Data entries for graphics:

· · ·

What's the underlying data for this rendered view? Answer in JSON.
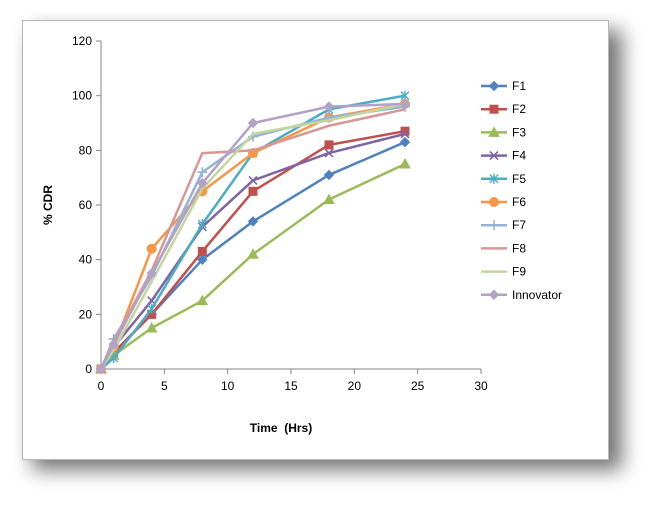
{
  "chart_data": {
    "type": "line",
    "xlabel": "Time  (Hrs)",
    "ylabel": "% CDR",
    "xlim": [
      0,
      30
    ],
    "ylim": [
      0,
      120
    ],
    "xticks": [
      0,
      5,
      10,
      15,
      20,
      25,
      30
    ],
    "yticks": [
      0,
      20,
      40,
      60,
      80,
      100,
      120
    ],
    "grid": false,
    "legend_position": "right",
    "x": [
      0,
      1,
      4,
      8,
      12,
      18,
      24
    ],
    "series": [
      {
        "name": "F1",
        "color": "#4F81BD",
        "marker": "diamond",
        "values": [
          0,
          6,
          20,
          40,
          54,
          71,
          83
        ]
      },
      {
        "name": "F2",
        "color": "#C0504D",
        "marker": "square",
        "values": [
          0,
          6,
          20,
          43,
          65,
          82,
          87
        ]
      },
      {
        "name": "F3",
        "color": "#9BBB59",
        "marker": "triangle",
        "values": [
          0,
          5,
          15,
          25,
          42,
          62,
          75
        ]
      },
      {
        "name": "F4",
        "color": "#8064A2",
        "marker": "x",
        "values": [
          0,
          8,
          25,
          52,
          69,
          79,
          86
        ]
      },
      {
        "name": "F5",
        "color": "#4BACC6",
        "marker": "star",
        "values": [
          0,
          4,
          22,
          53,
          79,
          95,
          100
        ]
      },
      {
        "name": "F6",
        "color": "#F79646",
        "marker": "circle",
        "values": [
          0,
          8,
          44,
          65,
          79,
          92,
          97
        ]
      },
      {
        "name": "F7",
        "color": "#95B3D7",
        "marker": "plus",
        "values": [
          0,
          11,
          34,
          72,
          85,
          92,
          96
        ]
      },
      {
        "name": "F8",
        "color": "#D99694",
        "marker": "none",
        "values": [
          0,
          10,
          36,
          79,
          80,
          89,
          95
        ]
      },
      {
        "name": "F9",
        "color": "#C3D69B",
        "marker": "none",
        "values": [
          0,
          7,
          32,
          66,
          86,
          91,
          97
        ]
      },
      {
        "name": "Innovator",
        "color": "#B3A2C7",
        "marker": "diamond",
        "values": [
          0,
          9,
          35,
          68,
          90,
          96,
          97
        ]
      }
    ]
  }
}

· · ·

GIVEN TASK – Pick out and copy the lines of the material that include the word "color".

RESPONSE BELOW –
        "color": "#4F81BD",
        "color": "#C0504D",
        "color": "#9BBB59",
        "color": "#8064A2",
        "color": "#4BACC6",
        "color": "#F79646",
        "color": "#95B3D7",
        "color": "#D99694",
        "color": "#C3D69B",
        "color": "#B3A2C7",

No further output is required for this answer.